WRITTEN INSTRUCTION: Format the records as a Markdown table with the columns Row and Line, one row per line, numbered, with blank lines omitted. Begin at the start of the records and end with the line that contains "422, 153, 434]", including that line.

PROVIDED ENTRIES:
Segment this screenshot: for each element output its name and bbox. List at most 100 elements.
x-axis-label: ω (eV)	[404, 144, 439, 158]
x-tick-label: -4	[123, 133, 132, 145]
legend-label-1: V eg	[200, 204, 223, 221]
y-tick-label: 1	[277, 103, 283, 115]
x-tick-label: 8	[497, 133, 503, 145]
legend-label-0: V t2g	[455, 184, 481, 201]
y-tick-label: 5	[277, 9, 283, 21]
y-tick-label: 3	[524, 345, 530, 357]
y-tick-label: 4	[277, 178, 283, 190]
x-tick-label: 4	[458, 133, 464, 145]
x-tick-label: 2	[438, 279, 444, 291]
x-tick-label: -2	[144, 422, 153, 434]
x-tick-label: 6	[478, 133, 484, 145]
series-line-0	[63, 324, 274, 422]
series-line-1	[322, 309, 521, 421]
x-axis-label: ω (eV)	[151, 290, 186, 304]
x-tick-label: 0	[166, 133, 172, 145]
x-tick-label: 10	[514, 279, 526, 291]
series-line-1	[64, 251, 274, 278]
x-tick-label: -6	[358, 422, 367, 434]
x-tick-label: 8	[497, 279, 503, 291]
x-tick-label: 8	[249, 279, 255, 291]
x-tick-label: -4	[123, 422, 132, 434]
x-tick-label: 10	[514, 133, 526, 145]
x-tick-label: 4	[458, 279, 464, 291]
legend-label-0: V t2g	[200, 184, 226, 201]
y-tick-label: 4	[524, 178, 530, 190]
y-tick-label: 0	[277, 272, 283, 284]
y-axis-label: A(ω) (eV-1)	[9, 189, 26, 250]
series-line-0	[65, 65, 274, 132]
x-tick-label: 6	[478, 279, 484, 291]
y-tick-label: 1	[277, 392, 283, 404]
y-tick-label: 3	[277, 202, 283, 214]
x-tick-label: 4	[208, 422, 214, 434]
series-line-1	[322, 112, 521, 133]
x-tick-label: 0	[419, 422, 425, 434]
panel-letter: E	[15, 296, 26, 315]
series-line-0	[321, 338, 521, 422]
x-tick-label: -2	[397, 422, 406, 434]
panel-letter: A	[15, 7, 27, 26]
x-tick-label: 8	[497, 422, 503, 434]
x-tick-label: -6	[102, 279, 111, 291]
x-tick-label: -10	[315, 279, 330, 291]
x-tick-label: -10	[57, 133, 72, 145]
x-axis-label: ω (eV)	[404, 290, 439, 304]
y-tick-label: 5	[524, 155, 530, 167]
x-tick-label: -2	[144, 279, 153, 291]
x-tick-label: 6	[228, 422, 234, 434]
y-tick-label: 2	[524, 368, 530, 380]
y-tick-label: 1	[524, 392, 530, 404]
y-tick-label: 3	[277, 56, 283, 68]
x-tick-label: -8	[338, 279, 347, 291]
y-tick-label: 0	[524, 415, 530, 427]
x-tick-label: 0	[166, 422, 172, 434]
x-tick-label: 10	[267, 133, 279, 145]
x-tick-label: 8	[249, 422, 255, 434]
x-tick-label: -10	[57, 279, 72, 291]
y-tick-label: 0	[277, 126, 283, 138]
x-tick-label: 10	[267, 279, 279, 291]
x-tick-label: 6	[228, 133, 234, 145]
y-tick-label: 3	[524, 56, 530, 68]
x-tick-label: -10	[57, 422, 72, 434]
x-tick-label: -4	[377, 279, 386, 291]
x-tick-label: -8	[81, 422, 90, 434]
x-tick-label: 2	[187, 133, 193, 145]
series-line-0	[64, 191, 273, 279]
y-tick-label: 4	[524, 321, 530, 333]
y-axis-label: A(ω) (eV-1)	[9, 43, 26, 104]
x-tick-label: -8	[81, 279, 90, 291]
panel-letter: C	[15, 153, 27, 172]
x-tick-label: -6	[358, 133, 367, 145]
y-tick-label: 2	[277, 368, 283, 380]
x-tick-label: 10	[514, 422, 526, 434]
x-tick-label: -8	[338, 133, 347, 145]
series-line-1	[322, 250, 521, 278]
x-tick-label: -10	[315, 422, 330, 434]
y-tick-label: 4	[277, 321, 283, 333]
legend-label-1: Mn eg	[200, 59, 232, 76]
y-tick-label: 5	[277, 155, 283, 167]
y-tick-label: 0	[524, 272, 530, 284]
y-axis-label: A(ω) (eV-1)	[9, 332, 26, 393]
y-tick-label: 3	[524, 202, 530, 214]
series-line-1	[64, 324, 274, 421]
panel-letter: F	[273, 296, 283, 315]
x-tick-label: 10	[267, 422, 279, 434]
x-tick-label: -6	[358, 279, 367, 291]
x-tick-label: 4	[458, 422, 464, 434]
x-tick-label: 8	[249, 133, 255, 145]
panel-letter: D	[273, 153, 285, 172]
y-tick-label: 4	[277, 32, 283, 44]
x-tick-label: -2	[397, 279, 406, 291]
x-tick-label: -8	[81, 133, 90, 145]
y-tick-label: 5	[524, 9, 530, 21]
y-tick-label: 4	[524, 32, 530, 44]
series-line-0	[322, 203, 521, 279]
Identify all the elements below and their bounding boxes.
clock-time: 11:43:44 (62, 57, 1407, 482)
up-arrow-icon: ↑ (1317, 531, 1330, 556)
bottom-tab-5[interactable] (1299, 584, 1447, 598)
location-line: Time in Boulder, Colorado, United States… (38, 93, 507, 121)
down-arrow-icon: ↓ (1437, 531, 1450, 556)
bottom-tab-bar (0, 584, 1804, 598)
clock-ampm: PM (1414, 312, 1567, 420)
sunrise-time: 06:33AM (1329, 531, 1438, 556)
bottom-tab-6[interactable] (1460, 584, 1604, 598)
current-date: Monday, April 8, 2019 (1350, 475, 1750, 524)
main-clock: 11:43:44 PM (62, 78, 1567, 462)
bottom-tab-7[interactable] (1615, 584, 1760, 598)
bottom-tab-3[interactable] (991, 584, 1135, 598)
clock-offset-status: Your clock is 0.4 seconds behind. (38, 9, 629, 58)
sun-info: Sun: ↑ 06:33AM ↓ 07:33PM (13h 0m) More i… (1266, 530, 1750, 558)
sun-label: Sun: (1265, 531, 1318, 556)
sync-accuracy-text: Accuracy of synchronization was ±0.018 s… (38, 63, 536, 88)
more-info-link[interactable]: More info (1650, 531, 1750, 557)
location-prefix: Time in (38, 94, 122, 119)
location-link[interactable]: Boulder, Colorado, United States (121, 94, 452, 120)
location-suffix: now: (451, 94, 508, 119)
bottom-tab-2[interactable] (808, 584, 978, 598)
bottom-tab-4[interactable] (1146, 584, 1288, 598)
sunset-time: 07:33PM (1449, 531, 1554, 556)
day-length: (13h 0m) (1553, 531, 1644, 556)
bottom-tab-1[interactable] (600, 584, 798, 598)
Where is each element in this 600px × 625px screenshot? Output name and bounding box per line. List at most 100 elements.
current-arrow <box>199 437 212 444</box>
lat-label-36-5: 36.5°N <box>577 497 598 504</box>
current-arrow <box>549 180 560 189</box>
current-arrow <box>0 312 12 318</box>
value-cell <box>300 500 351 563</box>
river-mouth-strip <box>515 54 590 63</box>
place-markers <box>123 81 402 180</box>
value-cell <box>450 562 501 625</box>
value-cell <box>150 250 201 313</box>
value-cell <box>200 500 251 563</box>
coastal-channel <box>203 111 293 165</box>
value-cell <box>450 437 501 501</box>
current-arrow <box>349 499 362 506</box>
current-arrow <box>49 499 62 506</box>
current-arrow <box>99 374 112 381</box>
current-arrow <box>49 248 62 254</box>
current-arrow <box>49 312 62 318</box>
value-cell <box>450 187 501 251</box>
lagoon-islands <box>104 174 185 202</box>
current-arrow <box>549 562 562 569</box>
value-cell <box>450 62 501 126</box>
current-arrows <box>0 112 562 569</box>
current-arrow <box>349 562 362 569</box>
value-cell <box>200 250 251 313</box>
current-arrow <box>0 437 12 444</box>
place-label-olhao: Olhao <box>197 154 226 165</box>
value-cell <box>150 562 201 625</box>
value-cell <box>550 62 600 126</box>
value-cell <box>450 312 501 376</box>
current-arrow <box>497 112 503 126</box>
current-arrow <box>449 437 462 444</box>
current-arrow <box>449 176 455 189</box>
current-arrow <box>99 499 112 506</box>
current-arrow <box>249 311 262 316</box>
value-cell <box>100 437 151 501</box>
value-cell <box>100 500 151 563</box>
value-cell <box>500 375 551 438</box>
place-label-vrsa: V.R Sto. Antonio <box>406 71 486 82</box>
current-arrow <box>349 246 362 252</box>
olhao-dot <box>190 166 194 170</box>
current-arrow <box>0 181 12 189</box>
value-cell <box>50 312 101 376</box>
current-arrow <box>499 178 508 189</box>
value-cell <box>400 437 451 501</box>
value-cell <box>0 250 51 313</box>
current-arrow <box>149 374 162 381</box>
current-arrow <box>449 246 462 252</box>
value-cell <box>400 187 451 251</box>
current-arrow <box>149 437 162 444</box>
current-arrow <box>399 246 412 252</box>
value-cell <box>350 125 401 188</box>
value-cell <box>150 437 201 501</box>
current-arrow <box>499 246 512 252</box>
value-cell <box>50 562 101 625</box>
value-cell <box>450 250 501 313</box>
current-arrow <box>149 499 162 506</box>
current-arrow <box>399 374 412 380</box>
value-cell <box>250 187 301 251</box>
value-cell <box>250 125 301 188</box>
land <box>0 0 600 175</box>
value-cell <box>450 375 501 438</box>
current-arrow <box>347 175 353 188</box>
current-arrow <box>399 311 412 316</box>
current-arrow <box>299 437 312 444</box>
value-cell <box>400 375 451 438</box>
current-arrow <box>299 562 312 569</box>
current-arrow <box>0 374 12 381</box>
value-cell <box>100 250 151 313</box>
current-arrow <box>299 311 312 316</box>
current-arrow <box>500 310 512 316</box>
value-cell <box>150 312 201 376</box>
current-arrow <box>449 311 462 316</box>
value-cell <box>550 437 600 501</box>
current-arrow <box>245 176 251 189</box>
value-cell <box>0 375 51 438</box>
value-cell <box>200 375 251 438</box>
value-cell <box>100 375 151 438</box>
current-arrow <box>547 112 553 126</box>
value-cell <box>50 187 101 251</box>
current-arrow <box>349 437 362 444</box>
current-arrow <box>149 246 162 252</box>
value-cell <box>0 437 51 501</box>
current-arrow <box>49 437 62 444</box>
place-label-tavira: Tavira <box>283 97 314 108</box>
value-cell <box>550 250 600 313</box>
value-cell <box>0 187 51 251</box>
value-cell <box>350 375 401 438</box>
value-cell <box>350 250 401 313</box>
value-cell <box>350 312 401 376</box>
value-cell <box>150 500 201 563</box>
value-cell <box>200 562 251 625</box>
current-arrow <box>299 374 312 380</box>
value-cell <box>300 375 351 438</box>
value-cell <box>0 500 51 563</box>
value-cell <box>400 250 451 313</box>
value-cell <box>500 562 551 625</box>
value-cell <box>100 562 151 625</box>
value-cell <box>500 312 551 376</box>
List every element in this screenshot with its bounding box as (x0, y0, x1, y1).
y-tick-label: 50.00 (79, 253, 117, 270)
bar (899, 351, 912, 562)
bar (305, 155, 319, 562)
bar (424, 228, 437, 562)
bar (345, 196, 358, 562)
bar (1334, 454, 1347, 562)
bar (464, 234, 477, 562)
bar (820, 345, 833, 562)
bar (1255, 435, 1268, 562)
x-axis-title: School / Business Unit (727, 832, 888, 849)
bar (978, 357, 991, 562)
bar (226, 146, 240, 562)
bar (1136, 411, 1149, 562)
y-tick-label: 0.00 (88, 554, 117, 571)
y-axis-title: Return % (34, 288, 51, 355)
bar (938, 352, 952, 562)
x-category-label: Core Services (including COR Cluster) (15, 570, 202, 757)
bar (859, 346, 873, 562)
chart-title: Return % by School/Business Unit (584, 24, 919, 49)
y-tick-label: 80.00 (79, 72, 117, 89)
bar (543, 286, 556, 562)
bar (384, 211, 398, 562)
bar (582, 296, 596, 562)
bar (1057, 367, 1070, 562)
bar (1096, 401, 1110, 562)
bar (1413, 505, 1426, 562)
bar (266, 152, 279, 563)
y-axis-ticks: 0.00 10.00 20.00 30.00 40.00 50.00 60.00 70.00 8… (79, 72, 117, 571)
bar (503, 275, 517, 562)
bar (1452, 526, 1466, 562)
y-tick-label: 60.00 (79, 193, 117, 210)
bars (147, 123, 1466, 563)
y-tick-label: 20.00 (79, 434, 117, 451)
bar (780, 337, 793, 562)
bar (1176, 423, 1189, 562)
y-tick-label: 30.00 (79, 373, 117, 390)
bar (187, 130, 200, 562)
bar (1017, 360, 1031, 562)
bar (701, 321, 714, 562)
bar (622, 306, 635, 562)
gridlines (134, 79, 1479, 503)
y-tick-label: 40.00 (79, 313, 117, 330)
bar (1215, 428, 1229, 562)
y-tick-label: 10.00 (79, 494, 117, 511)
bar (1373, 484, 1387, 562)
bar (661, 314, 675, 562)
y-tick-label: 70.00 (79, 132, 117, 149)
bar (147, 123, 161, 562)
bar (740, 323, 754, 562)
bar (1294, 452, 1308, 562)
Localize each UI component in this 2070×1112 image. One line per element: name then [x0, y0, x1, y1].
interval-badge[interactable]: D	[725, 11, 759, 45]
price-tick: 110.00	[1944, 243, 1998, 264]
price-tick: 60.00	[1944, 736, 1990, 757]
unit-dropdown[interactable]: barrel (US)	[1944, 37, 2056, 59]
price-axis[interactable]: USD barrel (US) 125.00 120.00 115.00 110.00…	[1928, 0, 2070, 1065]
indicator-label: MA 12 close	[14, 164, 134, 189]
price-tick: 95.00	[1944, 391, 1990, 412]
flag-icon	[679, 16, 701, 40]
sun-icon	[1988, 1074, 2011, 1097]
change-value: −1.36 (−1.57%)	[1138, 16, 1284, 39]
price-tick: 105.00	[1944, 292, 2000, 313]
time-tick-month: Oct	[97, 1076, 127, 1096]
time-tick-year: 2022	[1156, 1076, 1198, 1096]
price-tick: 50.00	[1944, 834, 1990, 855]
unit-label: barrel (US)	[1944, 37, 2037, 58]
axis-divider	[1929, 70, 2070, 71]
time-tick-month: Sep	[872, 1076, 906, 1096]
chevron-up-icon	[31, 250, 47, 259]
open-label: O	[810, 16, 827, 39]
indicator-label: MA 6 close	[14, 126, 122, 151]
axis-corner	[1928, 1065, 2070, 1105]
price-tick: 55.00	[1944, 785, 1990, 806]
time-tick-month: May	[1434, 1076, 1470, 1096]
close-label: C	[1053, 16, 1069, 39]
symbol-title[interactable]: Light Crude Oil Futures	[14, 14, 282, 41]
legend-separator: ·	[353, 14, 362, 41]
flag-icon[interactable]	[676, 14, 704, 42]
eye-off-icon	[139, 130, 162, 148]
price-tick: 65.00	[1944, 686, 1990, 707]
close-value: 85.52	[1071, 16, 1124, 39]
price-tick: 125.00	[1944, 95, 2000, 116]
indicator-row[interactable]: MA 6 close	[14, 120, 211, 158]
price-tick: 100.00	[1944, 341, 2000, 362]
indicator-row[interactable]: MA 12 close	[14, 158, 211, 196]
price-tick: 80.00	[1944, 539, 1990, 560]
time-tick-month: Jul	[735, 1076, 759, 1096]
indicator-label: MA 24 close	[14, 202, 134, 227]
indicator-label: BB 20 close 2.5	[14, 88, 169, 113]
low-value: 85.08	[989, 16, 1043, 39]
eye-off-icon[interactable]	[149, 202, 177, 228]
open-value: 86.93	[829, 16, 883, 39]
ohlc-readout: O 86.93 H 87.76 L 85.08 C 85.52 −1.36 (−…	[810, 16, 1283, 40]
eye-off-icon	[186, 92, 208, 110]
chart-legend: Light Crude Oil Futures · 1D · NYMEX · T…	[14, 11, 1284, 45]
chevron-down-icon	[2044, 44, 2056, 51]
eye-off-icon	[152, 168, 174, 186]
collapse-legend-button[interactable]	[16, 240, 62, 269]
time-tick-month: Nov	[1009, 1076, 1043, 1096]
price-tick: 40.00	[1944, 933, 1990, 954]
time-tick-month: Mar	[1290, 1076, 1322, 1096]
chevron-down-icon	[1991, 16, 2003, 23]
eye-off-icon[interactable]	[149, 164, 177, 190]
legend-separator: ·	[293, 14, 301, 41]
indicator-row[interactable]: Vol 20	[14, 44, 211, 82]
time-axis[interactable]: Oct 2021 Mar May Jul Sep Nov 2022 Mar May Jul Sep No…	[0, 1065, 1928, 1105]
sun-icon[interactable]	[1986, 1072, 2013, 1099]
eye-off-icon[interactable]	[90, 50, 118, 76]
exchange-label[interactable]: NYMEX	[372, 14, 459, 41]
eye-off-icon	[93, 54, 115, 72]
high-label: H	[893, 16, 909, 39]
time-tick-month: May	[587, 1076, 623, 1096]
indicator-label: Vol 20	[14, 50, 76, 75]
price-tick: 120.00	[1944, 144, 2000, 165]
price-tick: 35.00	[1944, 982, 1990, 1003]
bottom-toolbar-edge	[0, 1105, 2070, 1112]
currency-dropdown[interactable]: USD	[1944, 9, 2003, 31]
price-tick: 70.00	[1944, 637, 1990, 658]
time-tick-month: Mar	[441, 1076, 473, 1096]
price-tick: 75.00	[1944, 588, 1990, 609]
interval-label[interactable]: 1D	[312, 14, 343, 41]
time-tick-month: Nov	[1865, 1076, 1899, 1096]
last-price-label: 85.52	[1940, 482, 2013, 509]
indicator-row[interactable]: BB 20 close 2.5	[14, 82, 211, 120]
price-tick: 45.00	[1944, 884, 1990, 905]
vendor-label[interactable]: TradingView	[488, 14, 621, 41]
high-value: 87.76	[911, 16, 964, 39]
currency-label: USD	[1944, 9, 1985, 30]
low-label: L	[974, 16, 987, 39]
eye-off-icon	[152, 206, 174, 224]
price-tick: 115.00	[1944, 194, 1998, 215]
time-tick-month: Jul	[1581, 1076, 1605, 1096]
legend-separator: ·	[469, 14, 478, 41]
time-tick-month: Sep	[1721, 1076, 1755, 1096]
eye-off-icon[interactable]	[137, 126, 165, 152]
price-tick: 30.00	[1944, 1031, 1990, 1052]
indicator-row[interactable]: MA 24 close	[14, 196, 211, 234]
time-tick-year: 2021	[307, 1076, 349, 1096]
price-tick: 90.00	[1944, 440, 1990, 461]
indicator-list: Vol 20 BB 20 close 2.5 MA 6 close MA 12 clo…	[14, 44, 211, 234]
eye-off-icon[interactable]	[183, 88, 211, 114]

OUTPUT:
| Row | Line |
|---|---|
| 1 | Segment this screenshot: for each element output its name and bbox. List at most 100 elements. |
| 2 | x-axis-label: ω (eV)	[404, 144, 439, 158] |
| 3 | x-tick-label: -4	[123, 133, 132, 145] |
| 4 | legend-label-1: V eg	[200, 204, 223, 221] |
| 5 | y-tick-label: 1	[277, 103, 283, 115] |
| 6 | x-tick-label: 8	[497, 133, 503, 145] |
| 7 | legend-label-0: V t2g	[455, 184, 481, 201] |
| 8 | y-tick-label: 5	[277, 9, 283, 21] |
| 9 | y-tick-label: 3	[524, 345, 530, 357] |
| 10 | y-tick-label: 4	[277, 178, 283, 190] |
| 11 | x-tick-label: 4	[458, 133, 464, 145] |
| 12 | x-tick-label: 2	[438, 279, 444, 291] |
| 13 | x-tick-label: -2	[144, 422, 153, 434] |